▸ **WHAT YOU HAVE TO DO**:
Going through the material below, please gather all lines with the word "Evite" in them.

▸ **DATA LINES**:

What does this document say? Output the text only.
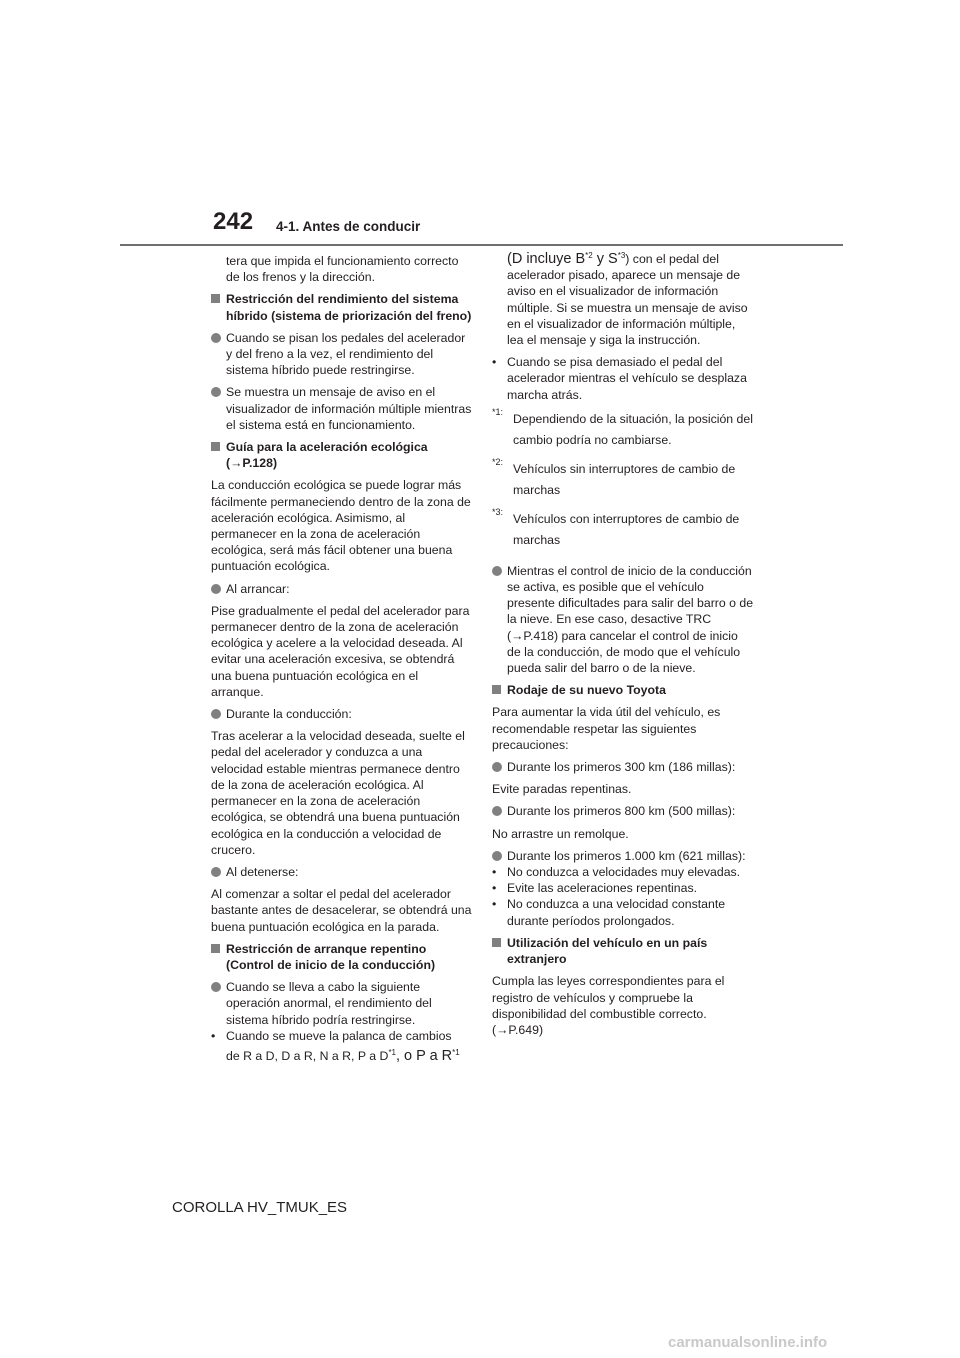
242 4-1. Antes de conducir

tera que impida el funcionamiento correcto de los frenos y la dirección.

Restricción del rendimiento del sistema híbrido (sistema de priorización del freno)
Cuando se pisan los pedales del acelerador y del freno a la vez, el rendimiento del sistema híbrido puede restringirse.
Se muestra un mensaje de aviso en el visualizador de información múltiple mientras el sistema está en funcionamiento.
Guía para la aceleración ecológica
(→P.128)

La conducción ecológica se puede lograr más fácilmente permaneciendo dentro de la zona de aceleración ecológica. Asimismo, al permanecer en la zona de aceleración ecológica, será más fácil obtener una buena puntuación ecológica.

Al arrancar:

Pise gradualmente el pedal del acelerador para permanecer dentro de la zona de aceleración ecológica y acelere a la velocidad deseada. Al evitar una aceleración excesiva, se obtendrá una buena puntuación ecológica en el arranque.

Durante la conducción:

Tras acelerar a la velocidad deseada, suelte el pedal del acelerador y conduzca a una velocidad estable mientras permanece dentro de la zona de aceleración ecológica. Al permanecer en la zona de aceleración ecológica, se obtendrá una buena puntuación ecológica en la conducción a velocidad de crucero.

Al detenerse:

Al comenzar a soltar el pedal del acelerador bastante antes de desacelerar, se obtendrá una buena puntuación ecológica en la parada.

Restricción de arranque repentino (Control de inicio de la conducción)
Cuando se lleva a cabo la siguiente operación anormal, el rendimiento del sistema híbrido podría restringirse.
• Cuando se mueve la palanca de cambios
de R a D, D a R, N a R, P a $D^{*1}$, o P a $R^{*1}$

(D incluye $B^{*2}$ y $S^{*3}$) con el pedal del acelerador pisado, aparece un mensaje de aviso en el visualizador de información múltiple. Si se muestra un mensaje de aviso en el visualizador de información múltiple, lea el mensaje y siga la instrucción.

• Cuando se pisa demasiado el pedal del acelerador mientras el vehículo se desplaza marcha atrás.
*1: Dependiendo de la situación, la posición del cambio podría no cambiarse.
*2: Vehículos sin interruptores de cambio de marchas
*3: Vehículos con interruptores de cambio de marchas
Mientras el control de inicio de la conducción se activa, es posible que el vehículo presente dificultades para salir del barro o de la nieve. En ese caso, desactive TRC (→P.418) para cancelar el control de inicio de la conducción, de modo que el vehículo pueda salir del barro o de la nieve.
Rodaje de su nuevo Toyota

Para aumentar la vida útil del vehículo, es recomendable respetar las siguientes precauciones:

Durante los primeros 300 km (186 millas):

Evite paradas repentinas.

Durante los primeros 800 km (500 millas):

No arrastre un remolque.

Durante los primeros 1.000 km (621 millas):
• No conduzca a velocidades muy elevadas.
• Evite las aceleraciones repentinas.
• No conduzca a una velocidad constante durante períodos prolongados.
Utilización del vehículo en un país extranjero

Cumpla las leyes correspondientes para el registro de vehículos y compruebe la disponibilidad del combustible correcto. (→P.649)

COROLLA HV_TMUK_ES
carmanualsonline.info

▸ **RESULT OF THIS EXERCISE**:
Evite paradas repentinas.
• Evite las aceleraciones repentinas.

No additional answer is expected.